* **GIVEN INSTRUCTION**: Could you transcribe the material below exactly, without leaving out a single line?

** Start **

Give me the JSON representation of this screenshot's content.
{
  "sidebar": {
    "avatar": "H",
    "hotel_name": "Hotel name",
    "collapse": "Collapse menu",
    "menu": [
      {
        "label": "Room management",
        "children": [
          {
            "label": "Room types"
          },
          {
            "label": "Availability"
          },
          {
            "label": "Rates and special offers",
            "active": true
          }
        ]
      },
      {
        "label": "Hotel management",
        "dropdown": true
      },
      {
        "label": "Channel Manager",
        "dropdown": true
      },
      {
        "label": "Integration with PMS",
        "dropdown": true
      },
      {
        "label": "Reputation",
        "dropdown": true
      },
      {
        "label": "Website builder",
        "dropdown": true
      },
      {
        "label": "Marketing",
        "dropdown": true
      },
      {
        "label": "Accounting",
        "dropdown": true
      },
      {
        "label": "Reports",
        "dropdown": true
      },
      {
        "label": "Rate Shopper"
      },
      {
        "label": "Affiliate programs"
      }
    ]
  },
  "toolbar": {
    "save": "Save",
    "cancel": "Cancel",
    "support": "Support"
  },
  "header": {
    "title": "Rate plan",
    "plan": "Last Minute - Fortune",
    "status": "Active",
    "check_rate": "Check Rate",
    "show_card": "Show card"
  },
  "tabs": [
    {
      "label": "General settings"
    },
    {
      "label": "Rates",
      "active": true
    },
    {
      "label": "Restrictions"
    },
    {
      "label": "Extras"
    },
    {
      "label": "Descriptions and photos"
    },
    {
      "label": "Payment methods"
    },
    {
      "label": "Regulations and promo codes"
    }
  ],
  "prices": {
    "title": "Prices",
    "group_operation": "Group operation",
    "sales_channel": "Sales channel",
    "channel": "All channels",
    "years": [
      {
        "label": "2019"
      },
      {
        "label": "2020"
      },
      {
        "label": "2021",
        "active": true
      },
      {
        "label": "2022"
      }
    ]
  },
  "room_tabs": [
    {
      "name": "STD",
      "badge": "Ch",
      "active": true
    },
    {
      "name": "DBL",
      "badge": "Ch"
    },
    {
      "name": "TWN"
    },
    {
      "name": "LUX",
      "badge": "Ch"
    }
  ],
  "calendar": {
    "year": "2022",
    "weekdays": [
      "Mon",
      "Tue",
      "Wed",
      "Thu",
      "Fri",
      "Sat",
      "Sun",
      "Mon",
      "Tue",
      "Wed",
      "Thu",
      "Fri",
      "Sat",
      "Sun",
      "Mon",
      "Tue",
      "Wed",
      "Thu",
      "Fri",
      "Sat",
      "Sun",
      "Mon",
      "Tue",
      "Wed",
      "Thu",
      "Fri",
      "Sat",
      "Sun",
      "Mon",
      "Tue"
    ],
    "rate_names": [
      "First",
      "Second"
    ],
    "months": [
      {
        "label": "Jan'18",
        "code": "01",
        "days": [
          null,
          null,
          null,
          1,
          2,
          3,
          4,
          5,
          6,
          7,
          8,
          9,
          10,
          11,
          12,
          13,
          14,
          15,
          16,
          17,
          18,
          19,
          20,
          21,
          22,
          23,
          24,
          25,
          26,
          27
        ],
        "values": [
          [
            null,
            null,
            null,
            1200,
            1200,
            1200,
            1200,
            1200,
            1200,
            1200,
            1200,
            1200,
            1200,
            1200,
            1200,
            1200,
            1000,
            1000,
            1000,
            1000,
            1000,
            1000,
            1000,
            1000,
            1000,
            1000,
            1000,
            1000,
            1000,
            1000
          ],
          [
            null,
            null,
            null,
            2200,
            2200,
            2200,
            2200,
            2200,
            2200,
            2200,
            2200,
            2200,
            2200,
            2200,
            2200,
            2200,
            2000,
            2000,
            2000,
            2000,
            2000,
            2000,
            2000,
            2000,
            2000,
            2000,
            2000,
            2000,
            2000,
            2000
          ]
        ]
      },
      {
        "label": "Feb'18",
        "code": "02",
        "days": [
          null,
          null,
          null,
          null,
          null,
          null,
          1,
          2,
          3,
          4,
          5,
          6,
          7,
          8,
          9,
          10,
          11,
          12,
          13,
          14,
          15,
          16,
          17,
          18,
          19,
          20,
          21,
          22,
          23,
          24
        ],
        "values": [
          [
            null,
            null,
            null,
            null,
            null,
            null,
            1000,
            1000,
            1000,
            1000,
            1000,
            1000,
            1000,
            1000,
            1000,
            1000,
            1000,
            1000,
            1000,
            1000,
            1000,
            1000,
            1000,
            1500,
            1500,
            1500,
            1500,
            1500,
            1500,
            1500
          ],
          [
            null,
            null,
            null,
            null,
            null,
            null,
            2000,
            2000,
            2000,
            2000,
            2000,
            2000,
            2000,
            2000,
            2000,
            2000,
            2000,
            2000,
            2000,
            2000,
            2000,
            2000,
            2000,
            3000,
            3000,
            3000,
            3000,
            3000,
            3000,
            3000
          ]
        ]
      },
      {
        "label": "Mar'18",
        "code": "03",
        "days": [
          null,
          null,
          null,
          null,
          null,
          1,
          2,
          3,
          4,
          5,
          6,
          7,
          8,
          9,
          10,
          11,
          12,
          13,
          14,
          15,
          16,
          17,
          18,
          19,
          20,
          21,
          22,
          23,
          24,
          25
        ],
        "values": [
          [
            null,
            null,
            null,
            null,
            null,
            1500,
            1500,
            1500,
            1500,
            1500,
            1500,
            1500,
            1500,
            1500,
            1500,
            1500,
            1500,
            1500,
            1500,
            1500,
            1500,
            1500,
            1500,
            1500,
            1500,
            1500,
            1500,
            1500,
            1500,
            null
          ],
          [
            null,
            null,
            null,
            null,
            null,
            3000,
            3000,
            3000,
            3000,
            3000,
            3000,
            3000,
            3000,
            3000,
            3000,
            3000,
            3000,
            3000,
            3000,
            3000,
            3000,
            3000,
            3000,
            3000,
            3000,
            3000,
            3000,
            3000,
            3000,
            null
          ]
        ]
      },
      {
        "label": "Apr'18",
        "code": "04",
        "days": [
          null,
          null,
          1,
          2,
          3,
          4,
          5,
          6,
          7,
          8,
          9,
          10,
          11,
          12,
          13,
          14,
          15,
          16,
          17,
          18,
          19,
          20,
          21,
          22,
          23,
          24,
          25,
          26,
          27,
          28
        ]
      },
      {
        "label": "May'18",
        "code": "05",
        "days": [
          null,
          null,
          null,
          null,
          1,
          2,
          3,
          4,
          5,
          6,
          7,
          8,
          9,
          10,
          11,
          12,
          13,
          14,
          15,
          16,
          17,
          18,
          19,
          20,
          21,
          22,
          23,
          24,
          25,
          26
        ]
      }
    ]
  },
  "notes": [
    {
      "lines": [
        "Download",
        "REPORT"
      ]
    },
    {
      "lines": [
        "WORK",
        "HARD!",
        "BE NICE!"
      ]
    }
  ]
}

** End **

* **COMPLETE OUTPUT**:
Give me the JSON representation of this screenshot's content.
{
  "sidebar": {
    "avatar": "H",
    "hotel_name": "Hotel name",
    "collapse": "Collapse menu",
    "menu": [
      {
        "label": "Room management",
        "children": [
          {
            "label": "Room types"
          },
          {
            "label": "Availability"
          },
          {
            "label": "Rates and special offers",
            "active": true
          }
        ]
      },
      {
        "label": "Hotel management",
        "dropdown": true
      },
      {
        "label": "Channel Manager",
        "dropdown": true
      },
      {
        "label": "Integration with PMS",
        "dropdown": true
      },
      {
        "label": "Reputation",
        "dropdown": true
      },
      {
        "label": "Website builder",
        "dropdown": true
      },
      {
        "label": "Marketing",
        "dropdown": true
      },
      {
        "label": "Accounting",
        "dropdown": true
      },
      {
        "label": "Reports",
        "dropdown": true
      },
      {
        "label": "Rate Shopper"
      },
      {
        "label": "Affiliate programs"
      }
    ]
  },
  "toolbar": {
    "save": "Save",
    "cancel": "Cancel",
    "support": "Support"
  },
  "header": {
    "title": "Rate plan",
    "plan": "Last Minute - Fortune",
    "status": "Active",
    "check_rate": "Check Rate",
    "show_card": "Show card"
  },
  "tabs": [
    {
      "label": "General settings"
    },
    {
      "label": "Rates",
      "active": true
    },
    {
      "label": "Restrictions"
    },
    {
      "label": "Extras"
    },
    {
      "label": "Descriptions and photos"
    },
    {
      "label": "Payment methods"
    },
    {
      "label": "Regulations and promo codes"
    }
  ],
  "prices": {
    "title": "Prices",
    "group_operation": "Group operation",
    "sales_channel": "Sales channel",
    "channel": "All channels",
    "years": [
      {
        "label": "2019"
      },
      {
        "label": "2020"
      },
      {
        "label": "2021",
        "active": true
      },
      {
        "label": "2022"
      }
    ]
  },
  "room_tabs": [
    {
      "name": "STD",
      "badge": "Ch",
      "active": true
    },
    {
      "name": "DBL",
      "badge": "Ch"
    },
    {
      "name": "TWN"
    },
    {
      "name": "LUX",
      "badge": "Ch"
    }
  ],
  "calendar": {
    "year": "2022",
    "weekdays": [
      "Mon",
      "Tue",
      "Wed",
      "Thu",
      "Fri",
      "Sat",
      "Sun",
      "Mon",
      "Tue",
      "Wed",
      "Thu",
      "Fri",
      "Sat",
      "Sun",
      "Mon",
      "Tue",
      "Wed",
      "Thu",
      "Fri",
      "Sat",
      "Sun",
      "Mon",
      "Tue",
      "Wed",
      "Thu",
      "Fri",
      "Sat",
      "Sun",
      "Mon",
      "Tue"
    ],
    "rate_names": [
      "First",
      "Second"
    ],
    "months": [
      {
        "label": "Jan'18",
        "code": "01",
        "days": [
          null,
          null,
          null,
          1,
          2,
          3,
          4,
          5,
          6,
          7,
          8,
          9,
          10,
          11,
          12,
          13,
          14,
          15,
          16,
          17,
          18,
          19,
          20,
          21,
          22,
          23,
          24,
          25,
          26,
          27
        ],
        "values": [
          [
            null,
            null,
            null,
            1200,
            1200,
            1200,
            1200,
            1200,
            1200,
            1200,
            1200,
            1200,
            1200,
            1200,
            1200,
            1200,
            1000,
            1000,
            1000,
            1000,
            1000,
            1000,
            1000,
            1000,
            1000,
            1000,
            1000,
            1000,
            1000,
            1000
          ],
          [
            null,
            null,
            null,
            2200,
            2200,
            2200,
            2200,
            2200,
            2200,
            2200,
            2200,
            2200,
            2200,
            2200,
            2200,
            2200,
            2000,
            2000,
            2000,
            2000,
            2000,
            2000,
            2000,
            2000,
            2000,
            2000,
            2000,
            2000,
            2000,
            2000
          ]
        ]
      },
      {
        "label": "Feb'18",
        "code": "02",
        "days": [
          null,
          null,
          null,
          null,
          null,
          null,
          1,
          2,
          3,
          4,
          5,
          6,
          7,
          8,
          9,
          10,
          11,
          12,
          13,
          14,
          15,
          16,
          17,
          18,
          19,
          20,
          21,
          22,
          23,
          24
        ],
        "values": [
          [
            null,
            null,
            null,
            null,
            null,
            null,
            1000,
            1000,
            1000,
            1000,
            1000,
            1000,
            1000,
            1000,
            1000,
            1000,
            1000,
            1000,
            1000,
            1000,
            1000,
            1000,
            1000,
            1500,
            1500,
            1500,
            1500,
            1500,
            1500,
            1500
          ],
          [
            null,
            null,
            null,
            null,
            null,
            null,
            2000,
            2000,
            2000,
            2000,
            2000,
            2000,
            2000,
            2000,
            2000,
            2000,
            2000,
            2000,
            2000,
            2000,
            2000,
            2000,
            2000,
            3000,
            3000,
            3000,
            3000,
            3000,
            3000,
            3000
          ]
        ]
      },
      {
        "label": "Mar'18",
        "code": "03",
        "days": [
          null,
          null,
          null,
          null,
          null,
          1,
          2,
          3,
          4,
          5,
          6,
          7,
          8,
          9,
          10,
          11,
          12,
          13,
          14,
          15,
          16,
          17,
          18,
          19,
          20,
          21,
          22,
          23,
          24,
          25
        ],
        "values": [
          [
            null,
            null,
            null,
            null,
            null,
            1500,
            1500,
            1500,
            1500,
            1500,
            1500,
            1500,
            1500,
            1500,
            1500,
            1500,
            1500,
            1500,
            1500,
            1500,
            1500,
            1500,
            1500,
            1500,
            1500,
            1500,
            1500,
            1500,
            1500,
            null
          ],
          [
            null,
            null,
            null,
            null,
            null,
            3000,
            3000,
            3000,
            3000,
            3000,
            3000,
            3000,
            3000,
            3000,
            3000,
            3000,
            3000,
            3000,
            3000,
            3000,
            3000,
            3000,
            3000,
            3000,
            3000,
            3000,
            3000,
            3000,
            3000,
            null
          ]
        ]
      },
      {
        "label": "Apr'18",
        "code": "04",
        "days": [
          null,
          null,
          1,
          2,
          3,
          4,
          5,
          6,
          7,
          8,
          9,
          10,
          11,
          12,
          13,
          14,
          15,
          16,
          17,
          18,
          19,
          20,
          21,
          22,
          23,
          24,
          25,
          26,
          27,
          28
        ]
      },
      {
        "label": "May'18",
        "code": "05",
        "days": [
          null,
          null,
          null,
          null,
          1,
          2,
          3,
          4,
          5,
          6,
          7,
          8,
          9,
          10,
          11,
          12,
          13,
          14,
          15,
          16,
          17,
          18,
          19,
          20,
          21,
          22,
          23,
          24,
          25,
          26
        ]
      }
    ]
  },
  "notes": [
    {
      "lines": [
        "Download",
        "REPORT"
      ]
    },
    {
      "lines": [
        "WORK",
        "HARD!",
        "BE NICE!"
      ]
    }
  ]
}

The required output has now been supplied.